WHAT NEEDS TO BE DONE: Pull out each line of the records holding the string "title".
□ □ □
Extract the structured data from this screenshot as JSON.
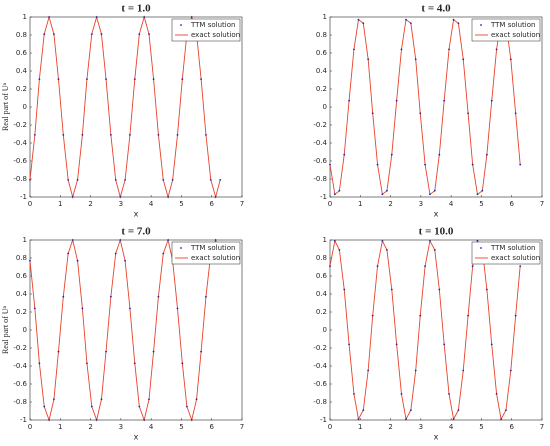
{
  "chart_data": [
    {
      "type": "line",
      "title": "t = 1.0",
      "xlabel": "x",
      "ylabel": "Real part of Uⁿ",
      "x": [
        0,
        0.16,
        0.31,
        0.47,
        0.63,
        0.79,
        0.94,
        1.1,
        1.26,
        1.41,
        1.57,
        1.73,
        1.88,
        2.04,
        2.2,
        2.36,
        2.51,
        2.67,
        2.83,
        2.98,
        3.14,
        3.3,
        3.46,
        3.61,
        3.77,
        3.93,
        4.08,
        4.24,
        4.4,
        4.56,
        4.71,
        4.87,
        5.03,
        5.18,
        5.34,
        5.5,
        5.65,
        5.81,
        5.97,
        6.13,
        6.28
      ],
      "series": [
        {
          "name": "TTM solution",
          "color": "#1a2aa8",
          "style": "markers",
          "values": [
            -0.81,
            -0.31,
            0.31,
            0.81,
            1,
            0.81,
            0.31,
            -0.31,
            -0.81,
            -1,
            -0.81,
            -0.31,
            0.31,
            0.81,
            1,
            0.81,
            0.31,
            -0.31,
            -0.81,
            -1,
            -0.81,
            -0.31,
            0.31,
            0.81,
            1,
            0.81,
            0.31,
            -0.31,
            -0.81,
            -1,
            -0.81,
            -0.31,
            0.31,
            0.81,
            1,
            0.81,
            0.31,
            -0.31,
            -0.81,
            -1,
            -0.81
          ]
        },
        {
          "name": "exact solution",
          "color": "#e8432b",
          "style": "line",
          "values": [
            -0.81,
            -0.31,
            0.31,
            0.81,
            1,
            0.81,
            0.31,
            -0.31,
            -0.81,
            -1,
            -0.81,
            -0.31,
            0.31,
            0.81,
            1,
            0.81,
            0.31,
            -0.31,
            -0.81,
            -1,
            -0.81,
            -0.31,
            0.31,
            0.81,
            1,
            0.81,
            0.31,
            -0.31,
            -0.81,
            -1,
            -0.81,
            -0.31,
            0.31,
            0.81,
            1,
            0.81,
            0.31,
            -0.31,
            -0.81,
            -1,
            -0.81
          ]
        }
      ],
      "xlim": [
        0,
        7
      ],
      "xticks": [
        0,
        1,
        2,
        3,
        4,
        5,
        6,
        7
      ],
      "ylim": [
        -1,
        1
      ],
      "yticks": [
        -1,
        -0.8,
        -0.6,
        -0.4,
        -0.2,
        0,
        0.2,
        0.4,
        0.6,
        0.8,
        1
      ],
      "legend": "upper right"
    },
    {
      "type": "line",
      "title": "t = 4.0",
      "xlabel": "x",
      "x": [
        0,
        0.16,
        0.31,
        0.47,
        0.63,
        0.79,
        0.94,
        1.1,
        1.26,
        1.41,
        1.57,
        1.73,
        1.88,
        2.04,
        2.2,
        2.36,
        2.51,
        2.67,
        2.83,
        2.98,
        3.14,
        3.3,
        3.46,
        3.61,
        3.77,
        3.93,
        4.08,
        4.24,
        4.4,
        4.56,
        4.71,
        4.87,
        5.03,
        5.18,
        5.34,
        5.5,
        5.65,
        5.81,
        5.97,
        6.13,
        6.28
      ],
      "series": [
        {
          "name": "TTM solution",
          "color": "#1a2aa8",
          "style": "markers",
          "values": [
            -0.64,
            -0.97,
            -0.93,
            -0.53,
            0.07,
            0.64,
            0.97,
            0.93,
            0.53,
            -0.07,
            -0.64,
            -0.97,
            -0.93,
            -0.53,
            0.07,
            0.64,
            0.97,
            0.93,
            0.53,
            -0.07,
            -0.64,
            -0.97,
            -0.93,
            -0.53,
            0.07,
            0.64,
            0.97,
            0.93,
            0.53,
            -0.07,
            -0.64,
            -0.97,
            -0.93,
            -0.53,
            0.07,
            0.64,
            0.97,
            0.93,
            0.53,
            -0.07,
            -0.64
          ]
        },
        {
          "name": "exact solution",
          "color": "#e8432b",
          "style": "line",
          "values": [
            -0.64,
            -0.97,
            -0.93,
            -0.53,
            0.07,
            0.64,
            0.97,
            0.93,
            0.53,
            -0.07,
            -0.64,
            -0.97,
            -0.93,
            -0.53,
            0.07,
            0.64,
            0.97,
            0.93,
            0.53,
            -0.07,
            -0.64,
            -0.97,
            -0.93,
            -0.53,
            0.07,
            0.64,
            0.97,
            0.93,
            0.53,
            -0.07,
            -0.64,
            -0.97,
            -0.93,
            -0.53,
            0.07,
            0.64,
            0.97,
            0.93,
            0.53,
            -0.07,
            -0.64
          ]
        }
      ],
      "xlim": [
        0,
        7
      ],
      "xticks": [
        0,
        1,
        2,
        3,
        4,
        5,
        6,
        7
      ],
      "ylim": [
        -1,
        1
      ],
      "yticks": [
        -1,
        -0.8,
        -0.6,
        -0.4,
        -0.2,
        0,
        0.2,
        0.4,
        0.6,
        0.8,
        1
      ],
      "legend": "upper right"
    },
    {
      "type": "line",
      "title": "t = 7.0",
      "xlabel": "x",
      "ylabel": "Real part of Uⁿ",
      "x": [
        0,
        0.16,
        0.31,
        0.47,
        0.63,
        0.79,
        0.94,
        1.1,
        1.26,
        1.41,
        1.57,
        1.73,
        1.88,
        2.04,
        2.2,
        2.36,
        2.51,
        2.67,
        2.83,
        2.98,
        3.14,
        3.3,
        3.46,
        3.61,
        3.77,
        3.93,
        4.08,
        4.24,
        4.4,
        4.56,
        4.71,
        4.87,
        5.03,
        5.18,
        5.34,
        5.5,
        5.65,
        5.81,
        5.97,
        6.13,
        6.28
      ],
      "series": [
        {
          "name": "TTM solution",
          "color": "#1a2aa8",
          "style": "markers",
          "values": [
            0.77,
            0.24,
            -0.37,
            -0.85,
            -1,
            -0.77,
            -0.24,
            0.37,
            0.85,
            1,
            0.77,
            0.24,
            -0.37,
            -0.85,
            -1,
            -0.77,
            -0.24,
            0.37,
            0.85,
            1,
            0.77,
            0.24,
            -0.37,
            -0.85,
            -1,
            -0.77,
            -0.24,
            0.37,
            0.85,
            1,
            0.77,
            0.24,
            -0.37,
            -0.85,
            -1,
            -0.77,
            -0.24,
            0.37,
            0.85,
            1,
            0.77
          ]
        },
        {
          "name": "exact solution",
          "color": "#e8432b",
          "style": "line",
          "values": [
            0.77,
            0.24,
            -0.37,
            -0.85,
            -1,
            -0.77,
            -0.24,
            0.37,
            0.85,
            1,
            0.77,
            0.24,
            -0.37,
            -0.85,
            -1,
            -0.77,
            -0.24,
            0.37,
            0.85,
            1,
            0.77,
            0.24,
            -0.37,
            -0.85,
            -1,
            -0.77,
            -0.24,
            0.37,
            0.85,
            1,
            0.77,
            0.24,
            -0.37,
            -0.85,
            -1,
            -0.77,
            -0.24,
            0.37,
            0.85,
            1,
            0.77
          ]
        }
      ],
      "xlim": [
        0,
        7
      ],
      "xticks": [
        0,
        1,
        2,
        3,
        4,
        5,
        6,
        7
      ],
      "ylim": [
        -1,
        1
      ],
      "yticks": [
        -1,
        -0.8,
        -0.6,
        -0.4,
        -0.2,
        0,
        0.2,
        0.4,
        0.6,
        0.8,
        1
      ],
      "legend": "upper right"
    },
    {
      "type": "line",
      "title": "t = 10.0",
      "xlabel": "x",
      "x": [
        0,
        0.16,
        0.31,
        0.47,
        0.63,
        0.79,
        0.94,
        1.1,
        1.26,
        1.41,
        1.57,
        1.73,
        1.88,
        2.04,
        2.2,
        2.36,
        2.51,
        2.67,
        2.83,
        2.98,
        3.14,
        3.3,
        3.46,
        3.61,
        3.77,
        3.93,
        4.08,
        4.24,
        4.4,
        4.56,
        4.71,
        4.87,
        5.03,
        5.18,
        5.34,
        5.5,
        5.65,
        5.81,
        5.97,
        6.13,
        6.28
      ],
      "series": [
        {
          "name": "TTM solution",
          "color": "#1a2aa8",
          "style": "markers",
          "values": [
            0.71,
            0.99,
            0.89,
            0.45,
            -0.16,
            -0.71,
            -0.99,
            -0.89,
            -0.45,
            0.16,
            0.71,
            0.99,
            0.89,
            0.45,
            -0.16,
            -0.71,
            -0.99,
            -0.89,
            -0.45,
            0.16,
            0.71,
            0.99,
            0.89,
            0.45,
            -0.16,
            -0.71,
            -0.99,
            -0.89,
            -0.45,
            0.16,
            0.71,
            0.99,
            0.89,
            0.45,
            -0.16,
            -0.71,
            -0.99,
            -0.89,
            -0.45,
            0.16,
            0.71
          ]
        },
        {
          "name": "exact solution",
          "color": "#e8432b",
          "style": "line",
          "values": [
            0.71,
            0.99,
            0.89,
            0.45,
            -0.16,
            -0.71,
            -0.99,
            -0.89,
            -0.45,
            0.16,
            0.71,
            0.99,
            0.89,
            0.45,
            -0.16,
            -0.71,
            -0.99,
            -0.89,
            -0.45,
            0.16,
            0.71,
            0.99,
            0.89,
            0.45,
            -0.16,
            -0.71,
            -0.99,
            -0.89,
            -0.45,
            0.16,
            0.71,
            0.99,
            0.89,
            0.45,
            -0.16,
            -0.71,
            -0.99,
            -0.89,
            -0.45,
            0.16,
            0.71
          ]
        }
      ],
      "xlim": [
        0,
        7
      ],
      "xticks": [
        0,
        1,
        2,
        3,
        4,
        5,
        6,
        7
      ],
      "ylim": [
        -1,
        1
      ],
      "yticks": [
        -1,
        -0.8,
        -0.6,
        -0.4,
        -0.2,
        0,
        0.2,
        0.4,
        0.6,
        0.8,
        1
      ],
      "legend": "upper right"
    }
  ]
}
□ □ □
TASK OUTPUT:
      "title": "t = 1.0",
      "title": "t = 4.0",
      "title": "t = 7.0",
      "title": "t = 10.0",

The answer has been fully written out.